**EXERCISE DIRECTIONS**
Print the full listing exactly.

___ RECORDED DATA ___

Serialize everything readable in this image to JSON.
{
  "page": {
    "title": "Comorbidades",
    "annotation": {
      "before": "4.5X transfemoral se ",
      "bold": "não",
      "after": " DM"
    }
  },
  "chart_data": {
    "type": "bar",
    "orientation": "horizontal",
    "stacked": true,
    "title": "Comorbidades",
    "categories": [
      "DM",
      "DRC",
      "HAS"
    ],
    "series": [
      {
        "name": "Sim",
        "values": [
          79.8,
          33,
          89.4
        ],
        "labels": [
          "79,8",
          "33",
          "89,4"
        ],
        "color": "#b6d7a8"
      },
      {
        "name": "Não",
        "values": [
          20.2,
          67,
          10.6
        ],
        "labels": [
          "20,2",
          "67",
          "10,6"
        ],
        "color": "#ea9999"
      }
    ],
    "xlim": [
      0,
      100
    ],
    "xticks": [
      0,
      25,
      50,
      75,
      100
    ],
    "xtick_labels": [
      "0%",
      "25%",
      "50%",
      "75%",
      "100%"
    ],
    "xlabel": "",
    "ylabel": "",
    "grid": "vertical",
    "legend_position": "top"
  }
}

___

**ANSWER**
Serialize everything readable in this image to JSON.
{
  "page": {
    "title": "Comorbidades",
    "annotation": {
      "before": "4.5X transfemoral se ",
      "bold": "não",
      "after": " DM"
    }
  },
  "chart_data": {
    "type": "bar",
    "orientation": "horizontal",
    "stacked": true,
    "title": "Comorbidades",
    "categories": [
      "DM",
      "DRC",
      "HAS"
    ],
    "series": [
      {
        "name": "Sim",
        "values": [
          79.8,
          33,
          89.4
        ],
        "labels": [
          "79,8",
          "33",
          "89,4"
        ],
        "color": "#b6d7a8"
      },
      {
        "name": "Não",
        "values": [
          20.2,
          67,
          10.6
        ],
        "labels": [
          "20,2",
          "67",
          "10,6"
        ],
        "color": "#ea9999"
      }
    ],
    "xlim": [
      0,
      100
    ],
    "xticks": [
      0,
      25,
      50,
      75,
      100
    ],
    "xtick_labels": [
      "0%",
      "25%",
      "50%",
      "75%",
      "100%"
    ],
    "xlabel": "",
    "ylabel": "",
    "grid": "vertical",
    "legend_position": "top"
  }
}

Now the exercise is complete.